[DATASET EXCERPTS start]

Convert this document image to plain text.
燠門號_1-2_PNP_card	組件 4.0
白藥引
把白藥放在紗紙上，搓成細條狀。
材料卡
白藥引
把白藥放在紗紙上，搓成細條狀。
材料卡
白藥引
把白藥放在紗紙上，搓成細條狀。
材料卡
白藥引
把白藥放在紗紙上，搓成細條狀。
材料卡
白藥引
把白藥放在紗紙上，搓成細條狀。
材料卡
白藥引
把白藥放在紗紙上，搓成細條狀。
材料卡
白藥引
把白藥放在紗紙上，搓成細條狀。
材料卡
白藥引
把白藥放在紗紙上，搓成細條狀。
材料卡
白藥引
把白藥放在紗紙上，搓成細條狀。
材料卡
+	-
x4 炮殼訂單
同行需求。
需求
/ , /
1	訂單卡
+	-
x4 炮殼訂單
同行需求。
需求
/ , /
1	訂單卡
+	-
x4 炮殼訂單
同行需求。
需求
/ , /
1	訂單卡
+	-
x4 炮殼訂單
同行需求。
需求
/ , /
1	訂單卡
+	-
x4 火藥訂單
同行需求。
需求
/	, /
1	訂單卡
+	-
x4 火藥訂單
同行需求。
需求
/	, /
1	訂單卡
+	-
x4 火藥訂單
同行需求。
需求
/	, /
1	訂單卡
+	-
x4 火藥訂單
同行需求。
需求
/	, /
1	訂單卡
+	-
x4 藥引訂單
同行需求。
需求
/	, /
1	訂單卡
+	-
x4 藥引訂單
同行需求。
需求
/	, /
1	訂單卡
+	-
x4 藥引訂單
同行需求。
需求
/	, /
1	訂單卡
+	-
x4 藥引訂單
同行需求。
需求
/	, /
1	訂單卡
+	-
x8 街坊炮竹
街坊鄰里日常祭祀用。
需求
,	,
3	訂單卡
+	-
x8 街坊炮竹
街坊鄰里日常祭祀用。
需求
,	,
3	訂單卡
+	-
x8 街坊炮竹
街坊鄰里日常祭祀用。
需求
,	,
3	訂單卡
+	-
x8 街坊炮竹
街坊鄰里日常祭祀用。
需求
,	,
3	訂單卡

[DATASET EXCERPTS end]
[DATASET EXCERPTS start]

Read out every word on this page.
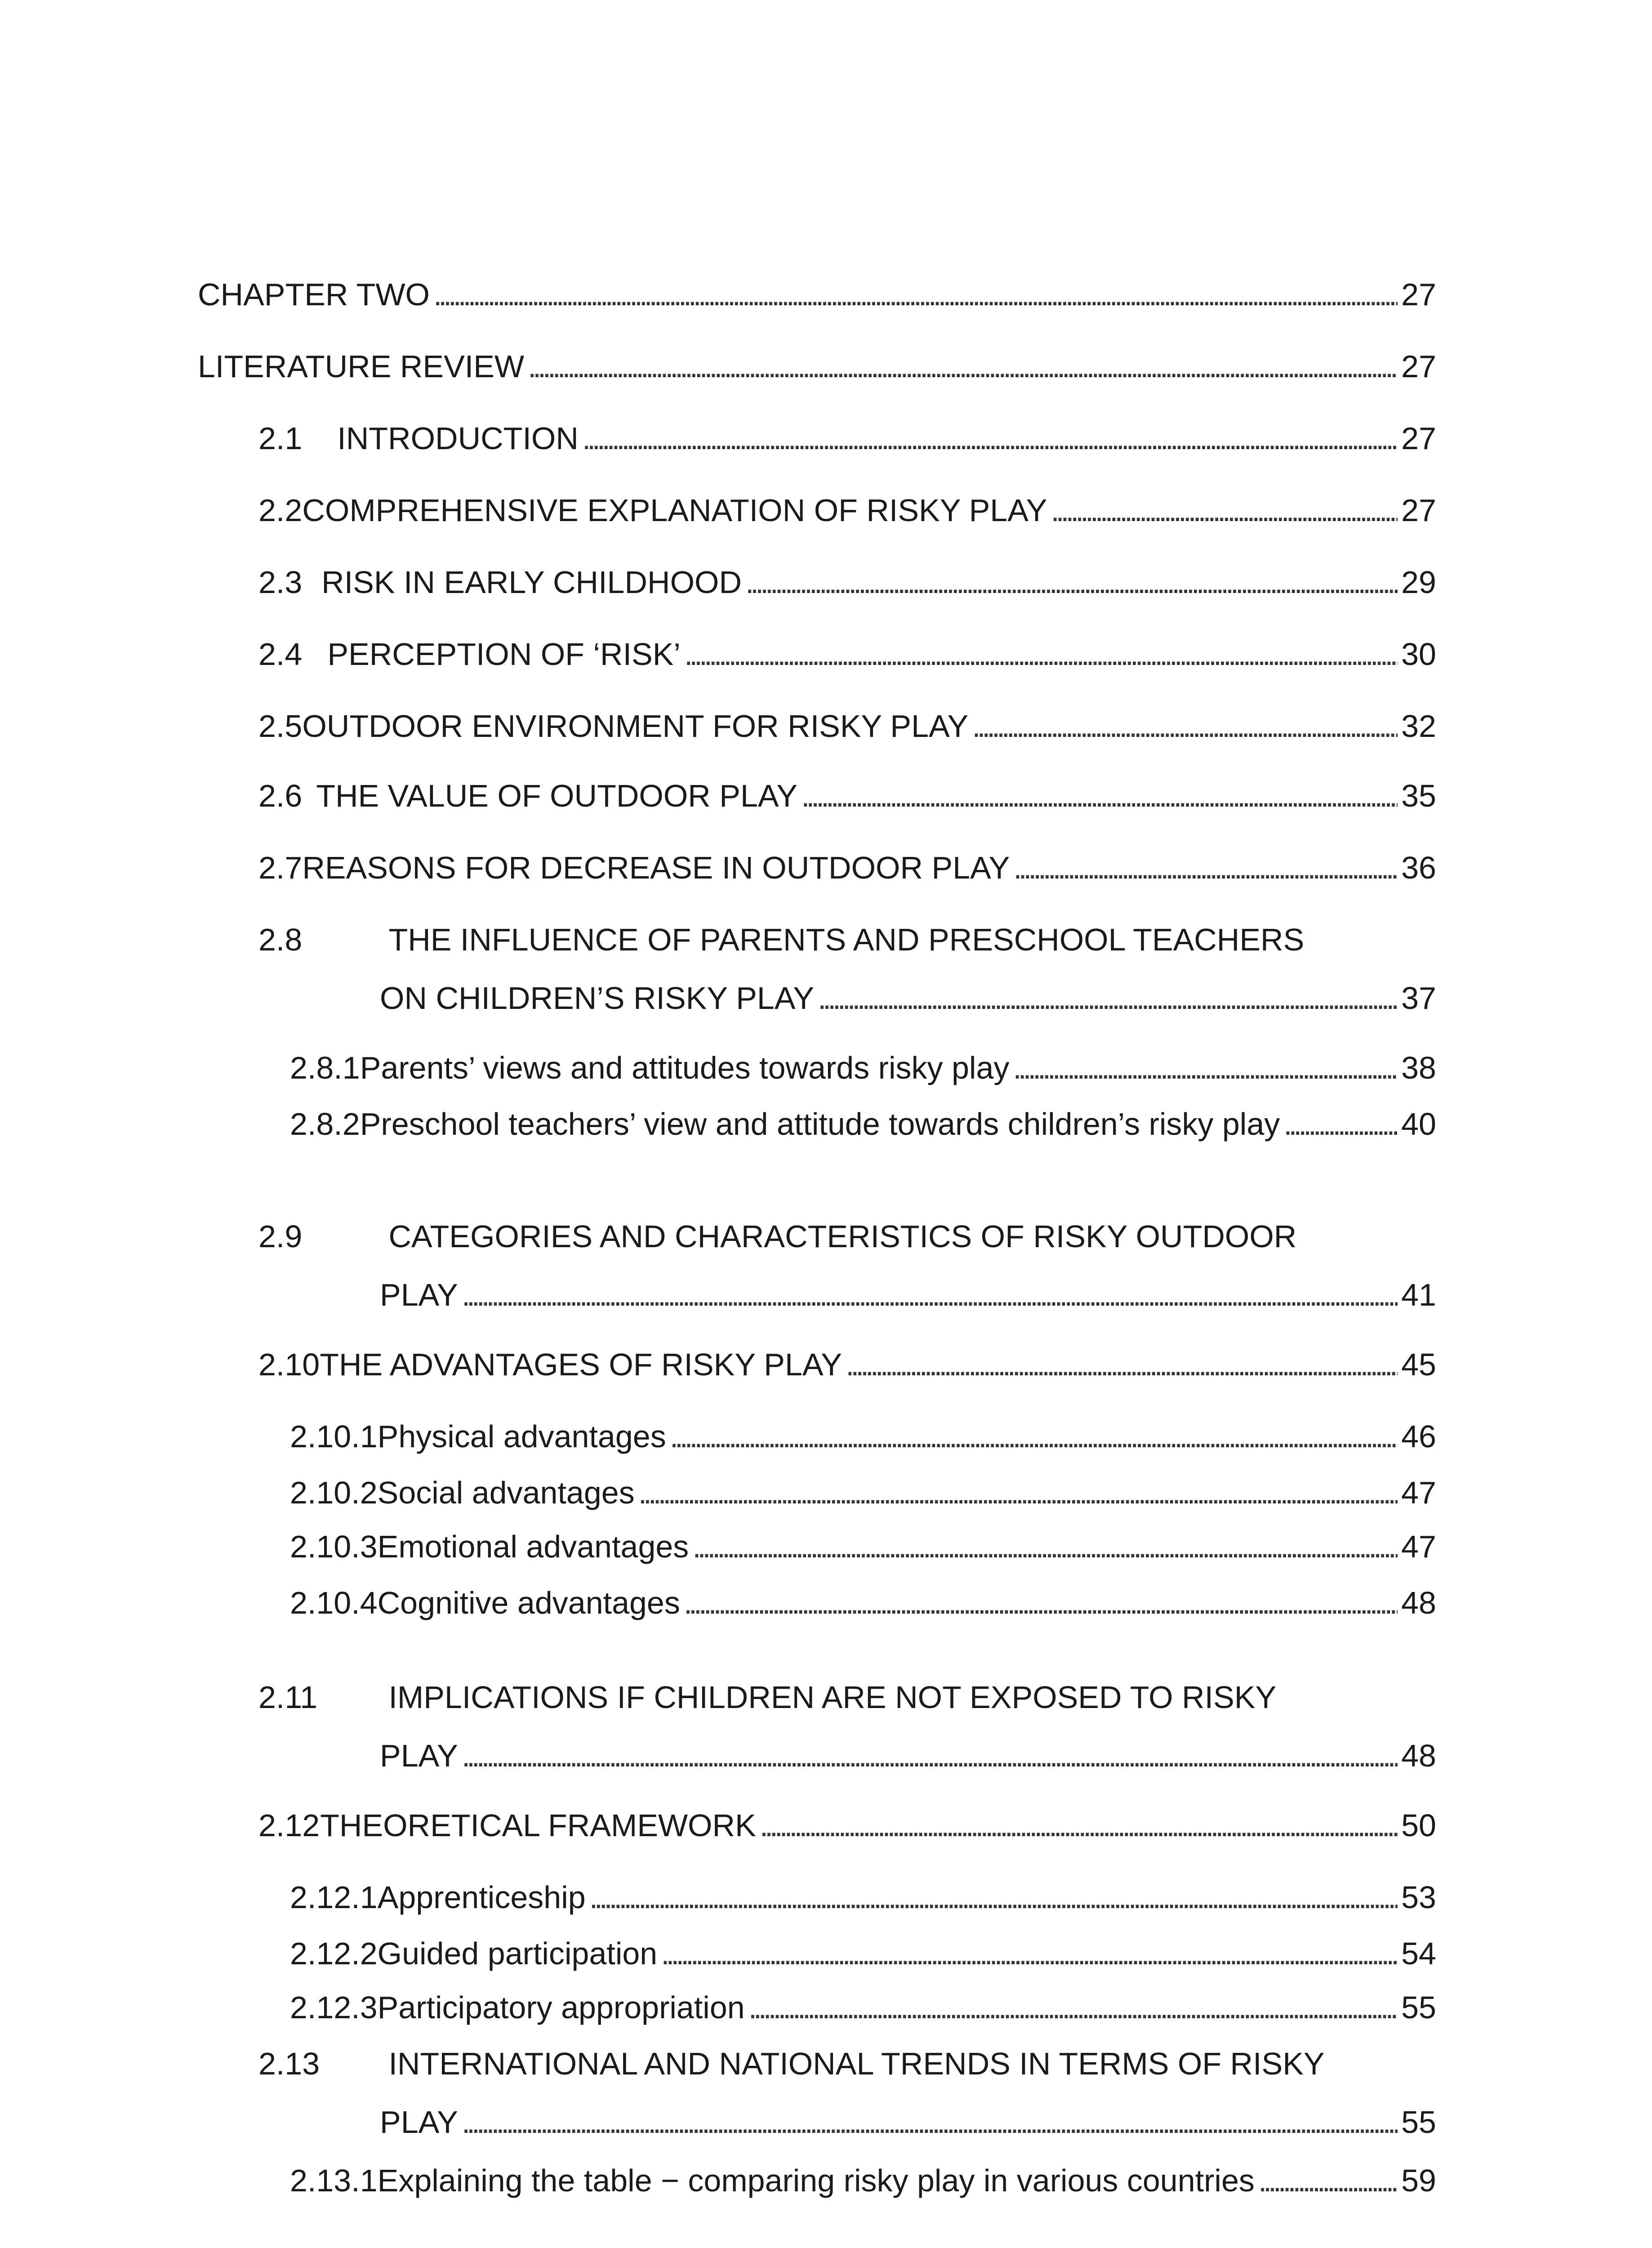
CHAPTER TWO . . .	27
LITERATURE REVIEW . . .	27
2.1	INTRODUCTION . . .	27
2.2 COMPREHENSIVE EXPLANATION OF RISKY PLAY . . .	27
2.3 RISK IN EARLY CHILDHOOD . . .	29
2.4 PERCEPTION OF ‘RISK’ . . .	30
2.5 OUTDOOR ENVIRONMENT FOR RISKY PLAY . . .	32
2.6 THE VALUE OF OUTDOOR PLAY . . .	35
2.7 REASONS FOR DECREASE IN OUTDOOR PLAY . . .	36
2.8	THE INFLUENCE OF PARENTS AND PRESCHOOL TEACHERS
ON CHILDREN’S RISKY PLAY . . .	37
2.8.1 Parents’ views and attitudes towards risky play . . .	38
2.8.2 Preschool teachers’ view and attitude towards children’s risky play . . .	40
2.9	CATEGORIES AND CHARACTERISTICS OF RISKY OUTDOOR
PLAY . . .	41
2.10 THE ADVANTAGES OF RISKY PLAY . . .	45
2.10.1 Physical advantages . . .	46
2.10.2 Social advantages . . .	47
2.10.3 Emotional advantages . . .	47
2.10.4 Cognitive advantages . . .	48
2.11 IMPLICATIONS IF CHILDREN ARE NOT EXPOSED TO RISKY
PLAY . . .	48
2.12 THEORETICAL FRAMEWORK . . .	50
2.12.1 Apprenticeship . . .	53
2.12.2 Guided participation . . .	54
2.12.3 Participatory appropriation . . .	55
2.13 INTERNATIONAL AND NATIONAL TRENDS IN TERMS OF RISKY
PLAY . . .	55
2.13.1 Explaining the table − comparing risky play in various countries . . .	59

[DATASET EXCERPTS end]

PROBLEM TO SOLVE ▸ Copy and report every line where the word "towards" is present.

RESULT OF THE EXERCISE ▸
2.8.1 Parents’ views and attitudes towards risky play . . .	38
2.8.2 Preschool teachers’ view and attitude towards children’s risky play . . .	40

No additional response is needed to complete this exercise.